[GIVEN EXERCISE] Repeat the lines that follow, leaving nothing out.

[GIVEN RECORDS]
****
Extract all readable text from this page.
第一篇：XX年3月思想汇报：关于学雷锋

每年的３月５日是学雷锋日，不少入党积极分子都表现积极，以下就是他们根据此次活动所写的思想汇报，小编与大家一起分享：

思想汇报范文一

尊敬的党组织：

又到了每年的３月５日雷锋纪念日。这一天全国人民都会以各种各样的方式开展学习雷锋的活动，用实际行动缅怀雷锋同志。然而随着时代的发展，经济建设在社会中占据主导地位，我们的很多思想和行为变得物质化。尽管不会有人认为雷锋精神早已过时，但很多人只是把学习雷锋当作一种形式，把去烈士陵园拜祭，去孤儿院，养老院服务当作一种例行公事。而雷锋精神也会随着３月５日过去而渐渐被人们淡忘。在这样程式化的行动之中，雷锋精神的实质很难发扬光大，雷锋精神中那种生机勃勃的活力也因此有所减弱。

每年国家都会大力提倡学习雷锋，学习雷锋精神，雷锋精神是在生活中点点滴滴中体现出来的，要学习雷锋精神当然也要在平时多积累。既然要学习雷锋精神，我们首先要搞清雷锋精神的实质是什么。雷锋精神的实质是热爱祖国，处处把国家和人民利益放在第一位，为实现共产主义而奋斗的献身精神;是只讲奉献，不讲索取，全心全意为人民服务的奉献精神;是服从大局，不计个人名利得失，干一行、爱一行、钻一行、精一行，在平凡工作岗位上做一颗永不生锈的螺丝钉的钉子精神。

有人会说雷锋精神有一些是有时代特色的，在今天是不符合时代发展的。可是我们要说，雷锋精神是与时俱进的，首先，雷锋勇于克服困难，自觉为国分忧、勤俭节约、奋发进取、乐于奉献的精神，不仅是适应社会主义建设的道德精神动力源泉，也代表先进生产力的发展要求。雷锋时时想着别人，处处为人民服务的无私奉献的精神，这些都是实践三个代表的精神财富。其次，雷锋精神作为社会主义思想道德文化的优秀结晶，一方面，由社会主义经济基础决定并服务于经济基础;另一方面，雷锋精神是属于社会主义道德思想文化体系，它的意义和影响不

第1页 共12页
****
[SOLUTION TO THIS TASK]
Extract all readable text from this page.
第一篇：XX年3月思想汇报：关于学雷锋

每年的３月５日是学雷锋日，不少入党积极分子都表现积极，以下就是他们根据此次活动所写的思想汇报，小编与大家一起分享：

思想汇报范文一

尊敬的党组织：

又到了每年的３月５日雷锋纪念日。这一天全国人民都会以各种各样的方式开展学习雷锋的活动，用实际行动缅怀雷锋同志。然而随着时代的发展，经济建设在社会中占据主导地位，我们的很多思想和行为变得物质化。尽管不会有人认为雷锋精神早已过时，但很多人只是把学习雷锋当作一种形式，把去烈士陵园拜祭，去孤儿院，养老院服务当作一种例行公事。而雷锋精神也会随着３月５日过去而渐渐被人们淡忘。在这样程式化的行动之中，雷锋精神的实质很难发扬光大，雷锋精神中那种生机勃勃的活力也因此有所减弱。

每年国家都会大力提倡学习雷锋，学习雷锋精神，雷锋精神是在生活中点点滴滴中体现出来的，要学习雷锋精神当然也要在平时多积累。既然要学习雷锋精神，我们首先要搞清雷锋精神的实质是什么。雷锋精神的实质是热爱祖国，处处把国家和人民利益放在第一位，为实现共产主义而奋斗的献身精神;是只讲奉献，不讲索取，全心全意为人民服务的奉献精神;是服从大局，不计个人名利得失，干一行、爱一行、钻一行、精一行，在平凡工作岗位上做一颗永不生锈的螺丝钉的钉子精神。

有人会说雷锋精神有一些是有时代特色的，在今天是不符合时代发展的。可是我们要说，雷锋精神是与时俱进的，首先，雷锋勇于克服困难，自觉为国分忧、勤俭节约、奋发进取、乐于奉献的精神，不仅是适应社会主义建设的道德精神动力源泉，也代表先进生产力的发展要求。雷锋时时想着别人，处处为人民服务的无私奉献的精神，这些都是实践三个代表的精神财富。其次，雷锋精神作为社会主义思想道德文化的优秀结晶，一方面，由社会主义经济基础决定并服务于经济基础;另一方面，雷锋精神是属于社会主义道德思想文化体系，它的意义和影响不

第1页 共12页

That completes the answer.